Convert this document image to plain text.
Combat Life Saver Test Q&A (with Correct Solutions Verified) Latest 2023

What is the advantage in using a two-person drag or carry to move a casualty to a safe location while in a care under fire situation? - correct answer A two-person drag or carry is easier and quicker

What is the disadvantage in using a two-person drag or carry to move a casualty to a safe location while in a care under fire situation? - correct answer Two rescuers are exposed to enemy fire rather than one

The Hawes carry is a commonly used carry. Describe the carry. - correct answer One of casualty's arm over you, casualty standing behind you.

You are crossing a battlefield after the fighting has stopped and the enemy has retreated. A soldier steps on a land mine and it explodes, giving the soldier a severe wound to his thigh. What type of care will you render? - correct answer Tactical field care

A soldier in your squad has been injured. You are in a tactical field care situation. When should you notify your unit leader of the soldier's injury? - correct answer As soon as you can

*-*-*

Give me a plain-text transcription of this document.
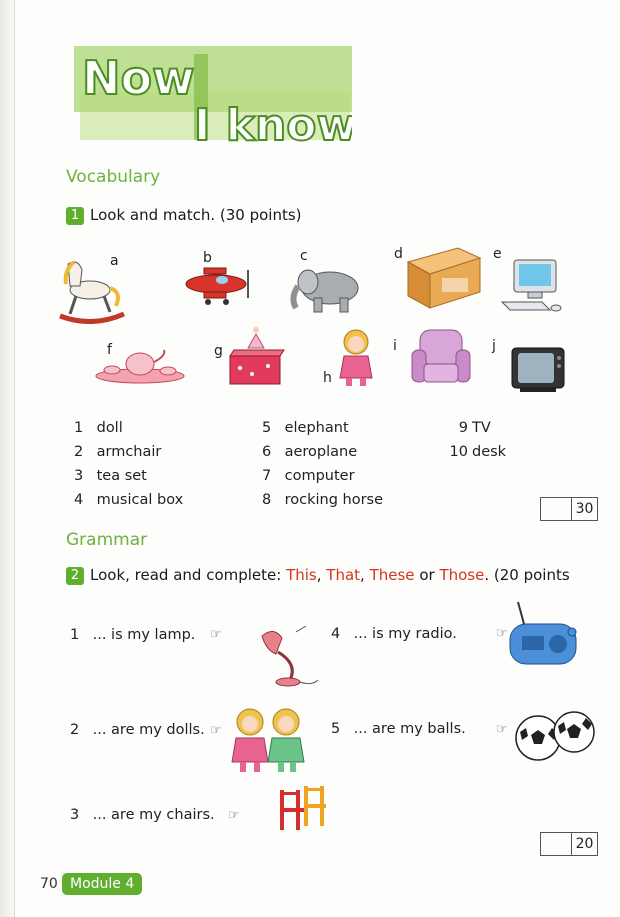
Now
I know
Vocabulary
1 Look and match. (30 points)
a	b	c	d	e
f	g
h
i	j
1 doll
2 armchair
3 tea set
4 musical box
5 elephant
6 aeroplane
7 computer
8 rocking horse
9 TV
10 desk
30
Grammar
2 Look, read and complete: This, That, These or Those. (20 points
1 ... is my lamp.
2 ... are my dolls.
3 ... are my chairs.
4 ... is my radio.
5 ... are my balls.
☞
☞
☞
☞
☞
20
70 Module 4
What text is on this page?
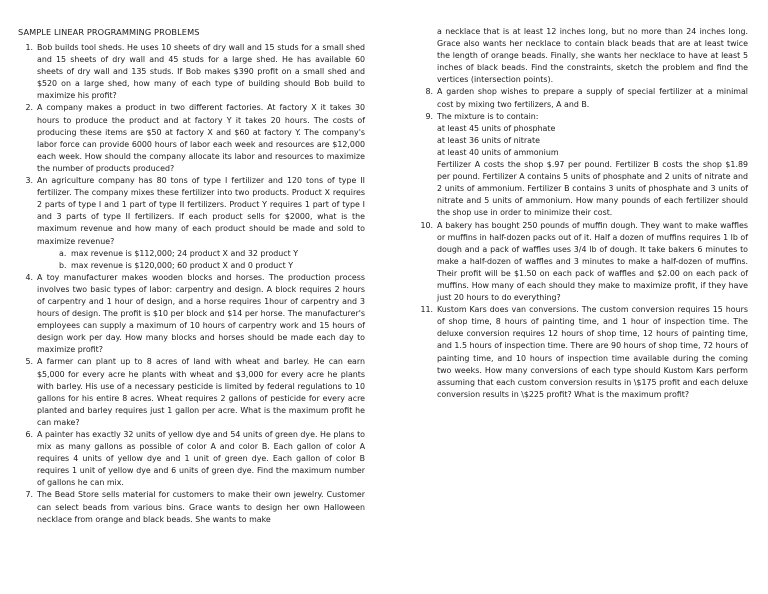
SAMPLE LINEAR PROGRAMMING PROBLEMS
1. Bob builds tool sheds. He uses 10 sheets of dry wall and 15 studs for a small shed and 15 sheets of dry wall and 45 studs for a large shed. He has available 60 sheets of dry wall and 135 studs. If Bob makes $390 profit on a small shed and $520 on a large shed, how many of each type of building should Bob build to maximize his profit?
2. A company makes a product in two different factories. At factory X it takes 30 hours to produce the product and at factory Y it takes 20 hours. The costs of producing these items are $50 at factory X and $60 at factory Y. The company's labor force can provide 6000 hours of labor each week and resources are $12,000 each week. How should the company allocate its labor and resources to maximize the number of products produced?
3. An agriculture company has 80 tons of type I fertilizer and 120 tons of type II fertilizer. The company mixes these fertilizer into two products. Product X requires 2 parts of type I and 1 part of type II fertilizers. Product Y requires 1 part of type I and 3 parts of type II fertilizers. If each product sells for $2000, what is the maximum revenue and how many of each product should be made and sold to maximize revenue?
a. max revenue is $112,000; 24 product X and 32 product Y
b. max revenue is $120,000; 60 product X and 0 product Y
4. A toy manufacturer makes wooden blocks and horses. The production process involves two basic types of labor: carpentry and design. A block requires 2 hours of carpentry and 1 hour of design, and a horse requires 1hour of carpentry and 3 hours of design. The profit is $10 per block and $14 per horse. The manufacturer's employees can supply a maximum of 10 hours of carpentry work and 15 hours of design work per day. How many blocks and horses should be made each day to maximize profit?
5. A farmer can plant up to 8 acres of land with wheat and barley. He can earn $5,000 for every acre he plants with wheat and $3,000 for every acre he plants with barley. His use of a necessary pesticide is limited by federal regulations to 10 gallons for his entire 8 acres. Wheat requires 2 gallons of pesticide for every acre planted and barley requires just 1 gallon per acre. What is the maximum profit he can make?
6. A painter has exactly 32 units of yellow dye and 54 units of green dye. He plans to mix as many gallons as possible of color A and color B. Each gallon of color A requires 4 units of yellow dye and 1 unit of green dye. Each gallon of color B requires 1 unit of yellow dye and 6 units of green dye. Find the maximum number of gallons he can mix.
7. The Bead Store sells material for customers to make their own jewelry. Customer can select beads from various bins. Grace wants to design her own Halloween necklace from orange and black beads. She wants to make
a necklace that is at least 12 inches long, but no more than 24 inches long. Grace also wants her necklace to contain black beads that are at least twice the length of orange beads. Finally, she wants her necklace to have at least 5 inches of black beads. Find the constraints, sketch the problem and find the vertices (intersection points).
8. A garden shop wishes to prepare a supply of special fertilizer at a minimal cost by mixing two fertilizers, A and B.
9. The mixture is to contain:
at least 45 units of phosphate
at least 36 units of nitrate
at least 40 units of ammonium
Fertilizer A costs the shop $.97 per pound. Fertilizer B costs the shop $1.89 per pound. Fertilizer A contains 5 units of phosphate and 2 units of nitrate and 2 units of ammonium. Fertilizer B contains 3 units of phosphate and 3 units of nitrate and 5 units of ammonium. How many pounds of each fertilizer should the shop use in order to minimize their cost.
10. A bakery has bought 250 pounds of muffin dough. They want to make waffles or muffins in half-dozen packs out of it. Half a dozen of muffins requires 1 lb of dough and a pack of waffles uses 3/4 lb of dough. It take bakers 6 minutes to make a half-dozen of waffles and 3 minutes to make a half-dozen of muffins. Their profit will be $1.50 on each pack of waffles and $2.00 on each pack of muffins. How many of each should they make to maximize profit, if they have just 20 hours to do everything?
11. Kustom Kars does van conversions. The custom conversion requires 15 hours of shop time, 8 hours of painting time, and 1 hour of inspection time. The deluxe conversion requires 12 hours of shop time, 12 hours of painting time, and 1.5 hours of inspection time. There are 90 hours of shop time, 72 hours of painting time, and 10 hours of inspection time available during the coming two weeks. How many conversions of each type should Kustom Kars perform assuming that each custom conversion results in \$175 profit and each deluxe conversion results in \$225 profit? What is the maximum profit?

*-*-*

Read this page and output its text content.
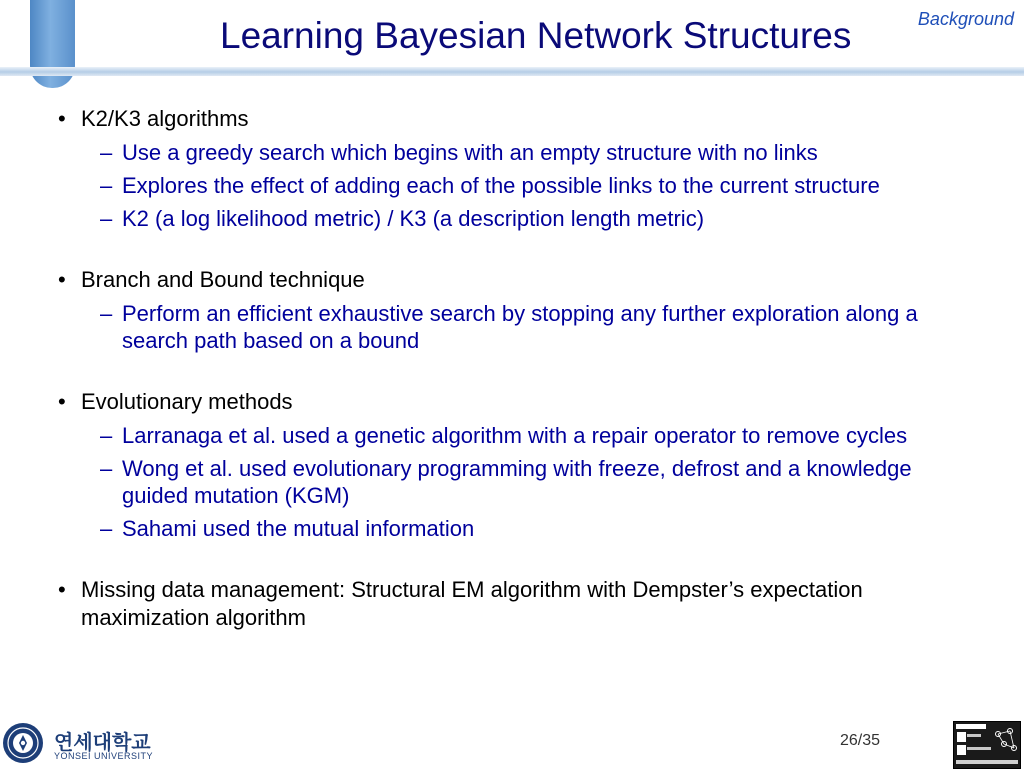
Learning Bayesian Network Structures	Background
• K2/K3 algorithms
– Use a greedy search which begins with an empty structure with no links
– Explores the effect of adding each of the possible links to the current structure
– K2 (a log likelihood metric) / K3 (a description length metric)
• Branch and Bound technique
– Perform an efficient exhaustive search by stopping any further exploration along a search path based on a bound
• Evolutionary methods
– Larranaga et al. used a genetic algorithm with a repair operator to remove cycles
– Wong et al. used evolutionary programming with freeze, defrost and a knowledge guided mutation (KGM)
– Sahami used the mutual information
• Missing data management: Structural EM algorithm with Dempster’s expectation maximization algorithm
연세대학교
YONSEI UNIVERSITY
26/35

*-*-*

→ PROBLEM TO SOLVE: Filter out all lines lacking the word "links" and copy the rest.

→ THE SOLUTION:
– Use a greedy search which begins with an empty structure with no links
– Explores the effect of adding each of the possible links to the current structure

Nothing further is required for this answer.